Examine the material below and count the lines that hold the word "année". Report only the number.

━━━ Material

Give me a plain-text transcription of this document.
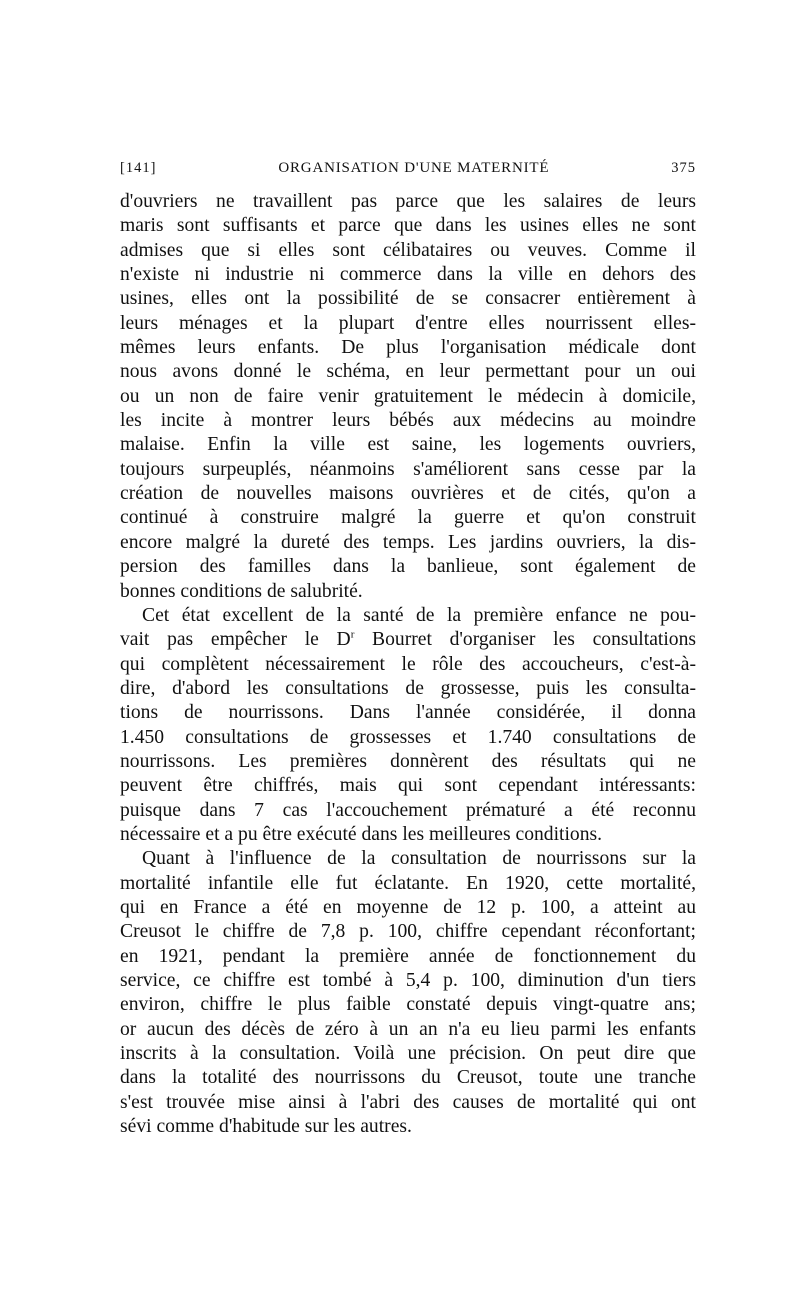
[141]	ORGANISATION D'UNE MATERNITÉ	375
d'ouvriers ne travaillent pas parce que les salaires de leurs
maris sont suffisants et parce que dans les usines elles ne sont
admises que si elles sont célibataires ou veuves. Comme il
n'existe ni industrie ni commerce dans la ville en dehors des
usines, elles ont la possibilité de se consacrer entièrement à
leurs ménages et la plupart d'entre elles nourrissent elles-
mêmes leurs enfants. De plus l'organisation médicale dont
nous avons donné le schéma, en leur permettant pour un oui
ou un non de faire venir gratuitement le médecin à domicile,
les incite à montrer leurs bébés aux médecins au moindre
malaise. Enfin la ville est saine, les logements ouvriers,
toujours surpeuplés, néanmoins s'améliorent sans cesse par la
création de nouvelles maisons ouvrières et de cités, qu'on a
continué à construire malgré la guerre et qu'on construit
encore malgré la dureté des temps. Les jardins ouvriers, la dis-
persion des familles dans la banlieue, sont également de
bonnes conditions de salubrité.
Cet état excellent de la santé de la première enfance ne pou-
vait pas empêcher le $D^r$ Bourret d'organiser les consultations
qui complètent nécessairement le rôle des accoucheurs, c'est-à-
dire, d'abord les consultations de grossesse, puis les consulta-
tions de nourrissons. Dans l'année considérée, il donna
1.450 consultations de grossesses et 1.740 consultations de
nourrissons. Les premières donnèrent des résultats qui ne
peuvent être chiffrés, mais qui sont cependant intéressants:
puisque dans 7 cas l'accouchement prématuré a été reconnu
nécessaire et a pu être exécuté dans les meilleures conditions.
Quant à l'influence de la consultation de nourrissons sur la
mortalité infantile elle fut éclatante. En 1920, cette mortalité,
qui en France a été en moyenne de 12 p. 100, a atteint au
Creusot le chiffre de 7,8 p. 100, chiffre cependant réconfortant;
en 1921, pendant la première année de fonctionnement du
service, ce chiffre est tombé à 5,4 p. 100, diminution d'un tiers
environ, chiffre le plus faible constaté depuis vingt-quatre ans;
or aucun des décès de zéro à un an n'a eu lieu parmi les enfants
inscrits à la consultation. Voilà une précision. On peut dire que
dans la totalité des nourrissons du Creusot, toute une tranche
s'est trouvée mise ainsi à l'abri des causes de mortalité qui ont
sévi comme d'habitude sur les autres.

━━━━━━

*Solved problem*.
2